• _EXTRACTED INFORMATION_

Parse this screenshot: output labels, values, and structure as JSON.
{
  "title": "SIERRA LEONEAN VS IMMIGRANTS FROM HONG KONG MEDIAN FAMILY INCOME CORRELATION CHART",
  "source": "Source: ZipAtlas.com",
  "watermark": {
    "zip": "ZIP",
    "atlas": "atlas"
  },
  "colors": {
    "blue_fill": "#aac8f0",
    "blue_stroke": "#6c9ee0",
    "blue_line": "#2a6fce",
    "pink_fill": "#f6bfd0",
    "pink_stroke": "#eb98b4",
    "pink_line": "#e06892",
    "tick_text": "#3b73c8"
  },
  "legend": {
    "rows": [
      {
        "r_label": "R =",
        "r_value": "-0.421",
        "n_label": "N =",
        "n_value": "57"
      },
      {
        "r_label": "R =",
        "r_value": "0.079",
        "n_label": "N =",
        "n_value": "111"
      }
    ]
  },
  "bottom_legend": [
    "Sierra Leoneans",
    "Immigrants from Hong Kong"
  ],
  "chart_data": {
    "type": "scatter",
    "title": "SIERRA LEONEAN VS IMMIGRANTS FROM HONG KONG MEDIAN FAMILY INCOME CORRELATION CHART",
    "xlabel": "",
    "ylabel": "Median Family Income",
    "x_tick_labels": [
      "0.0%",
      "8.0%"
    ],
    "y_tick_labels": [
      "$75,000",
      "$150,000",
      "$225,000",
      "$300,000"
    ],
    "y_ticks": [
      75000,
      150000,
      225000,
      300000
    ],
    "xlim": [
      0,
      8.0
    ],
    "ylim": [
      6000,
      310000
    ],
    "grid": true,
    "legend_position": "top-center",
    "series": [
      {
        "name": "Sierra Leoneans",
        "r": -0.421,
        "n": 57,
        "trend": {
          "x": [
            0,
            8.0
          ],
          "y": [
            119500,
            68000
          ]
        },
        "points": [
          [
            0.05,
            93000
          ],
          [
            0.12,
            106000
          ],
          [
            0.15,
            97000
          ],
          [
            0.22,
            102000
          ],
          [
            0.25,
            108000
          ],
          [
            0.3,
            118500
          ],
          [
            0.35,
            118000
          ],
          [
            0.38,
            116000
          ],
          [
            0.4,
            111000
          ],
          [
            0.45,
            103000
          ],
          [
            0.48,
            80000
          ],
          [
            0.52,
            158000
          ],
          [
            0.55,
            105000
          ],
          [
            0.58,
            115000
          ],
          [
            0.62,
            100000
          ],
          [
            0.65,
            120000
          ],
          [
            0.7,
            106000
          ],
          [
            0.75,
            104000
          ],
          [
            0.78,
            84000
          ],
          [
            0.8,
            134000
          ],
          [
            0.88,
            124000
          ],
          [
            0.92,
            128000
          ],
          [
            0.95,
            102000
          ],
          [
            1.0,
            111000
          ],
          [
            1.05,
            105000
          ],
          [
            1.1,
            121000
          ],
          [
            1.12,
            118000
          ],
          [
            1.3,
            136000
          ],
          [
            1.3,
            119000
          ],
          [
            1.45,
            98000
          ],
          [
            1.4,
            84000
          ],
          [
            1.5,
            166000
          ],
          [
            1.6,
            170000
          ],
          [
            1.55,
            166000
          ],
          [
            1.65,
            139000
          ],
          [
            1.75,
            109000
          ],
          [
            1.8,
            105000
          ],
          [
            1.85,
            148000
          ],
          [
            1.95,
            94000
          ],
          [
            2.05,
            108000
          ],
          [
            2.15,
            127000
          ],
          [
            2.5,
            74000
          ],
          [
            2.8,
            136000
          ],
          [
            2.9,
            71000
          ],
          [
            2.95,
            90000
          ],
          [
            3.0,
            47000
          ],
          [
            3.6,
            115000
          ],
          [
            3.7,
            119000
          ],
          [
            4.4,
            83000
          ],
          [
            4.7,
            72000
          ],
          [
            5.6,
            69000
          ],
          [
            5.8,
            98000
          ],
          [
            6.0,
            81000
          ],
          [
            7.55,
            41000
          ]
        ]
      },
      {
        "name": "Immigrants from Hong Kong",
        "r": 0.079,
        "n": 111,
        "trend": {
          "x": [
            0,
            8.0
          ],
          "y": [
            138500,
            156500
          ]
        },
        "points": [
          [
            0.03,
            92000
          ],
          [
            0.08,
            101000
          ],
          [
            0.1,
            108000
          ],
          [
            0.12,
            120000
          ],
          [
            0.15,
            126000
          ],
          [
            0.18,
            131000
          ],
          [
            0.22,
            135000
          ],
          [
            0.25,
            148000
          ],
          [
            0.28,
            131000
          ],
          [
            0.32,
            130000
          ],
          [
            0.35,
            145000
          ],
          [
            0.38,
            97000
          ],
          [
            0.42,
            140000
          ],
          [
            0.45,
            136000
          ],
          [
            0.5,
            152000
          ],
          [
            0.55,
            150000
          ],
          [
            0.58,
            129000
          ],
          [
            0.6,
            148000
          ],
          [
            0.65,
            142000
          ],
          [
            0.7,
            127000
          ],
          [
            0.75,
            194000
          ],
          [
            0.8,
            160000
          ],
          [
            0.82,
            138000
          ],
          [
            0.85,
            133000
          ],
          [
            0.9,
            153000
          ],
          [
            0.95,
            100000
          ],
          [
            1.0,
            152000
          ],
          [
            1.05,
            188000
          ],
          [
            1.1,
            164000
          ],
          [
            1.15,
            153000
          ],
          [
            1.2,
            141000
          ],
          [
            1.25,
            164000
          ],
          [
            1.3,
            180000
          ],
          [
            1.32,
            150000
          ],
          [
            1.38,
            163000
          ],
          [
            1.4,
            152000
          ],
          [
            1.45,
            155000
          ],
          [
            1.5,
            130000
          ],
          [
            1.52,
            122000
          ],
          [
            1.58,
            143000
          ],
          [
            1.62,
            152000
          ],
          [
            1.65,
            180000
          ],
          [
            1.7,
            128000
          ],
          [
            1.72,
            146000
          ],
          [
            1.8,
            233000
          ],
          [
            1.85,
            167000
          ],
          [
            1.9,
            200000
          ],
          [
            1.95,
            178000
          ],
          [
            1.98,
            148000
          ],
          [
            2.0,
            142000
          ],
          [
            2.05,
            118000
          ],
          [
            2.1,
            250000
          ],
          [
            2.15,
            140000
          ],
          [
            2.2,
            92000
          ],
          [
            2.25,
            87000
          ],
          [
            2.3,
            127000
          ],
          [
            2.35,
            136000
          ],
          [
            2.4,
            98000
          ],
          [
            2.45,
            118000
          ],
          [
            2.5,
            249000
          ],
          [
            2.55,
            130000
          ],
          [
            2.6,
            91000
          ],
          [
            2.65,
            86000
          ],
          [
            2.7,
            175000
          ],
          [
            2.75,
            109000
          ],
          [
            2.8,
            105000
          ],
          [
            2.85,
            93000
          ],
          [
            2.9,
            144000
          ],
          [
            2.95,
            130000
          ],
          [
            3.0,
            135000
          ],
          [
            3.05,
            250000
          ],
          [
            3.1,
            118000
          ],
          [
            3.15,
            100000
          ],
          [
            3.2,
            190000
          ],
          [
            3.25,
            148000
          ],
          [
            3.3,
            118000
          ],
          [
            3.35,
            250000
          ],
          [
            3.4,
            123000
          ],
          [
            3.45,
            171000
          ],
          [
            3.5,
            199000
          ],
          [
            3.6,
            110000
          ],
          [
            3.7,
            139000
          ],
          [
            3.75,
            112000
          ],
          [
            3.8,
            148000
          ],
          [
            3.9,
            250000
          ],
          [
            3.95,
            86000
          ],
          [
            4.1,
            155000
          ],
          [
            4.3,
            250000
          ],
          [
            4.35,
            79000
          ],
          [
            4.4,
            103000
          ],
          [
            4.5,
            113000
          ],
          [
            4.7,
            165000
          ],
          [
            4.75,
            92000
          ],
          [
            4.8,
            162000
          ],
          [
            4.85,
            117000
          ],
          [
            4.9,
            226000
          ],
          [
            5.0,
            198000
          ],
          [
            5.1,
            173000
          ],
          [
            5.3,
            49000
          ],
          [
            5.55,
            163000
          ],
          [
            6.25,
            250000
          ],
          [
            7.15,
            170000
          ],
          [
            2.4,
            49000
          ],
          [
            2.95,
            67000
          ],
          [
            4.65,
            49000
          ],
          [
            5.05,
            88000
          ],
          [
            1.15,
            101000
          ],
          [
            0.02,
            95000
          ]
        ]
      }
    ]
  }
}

• _REQUEST_
Pick out the lines containing the string "Leoneans" and show them.

• _EXPECTED OUTPUT_
    "Sierra Leoneans",
        "name": "Sierra Leoneans",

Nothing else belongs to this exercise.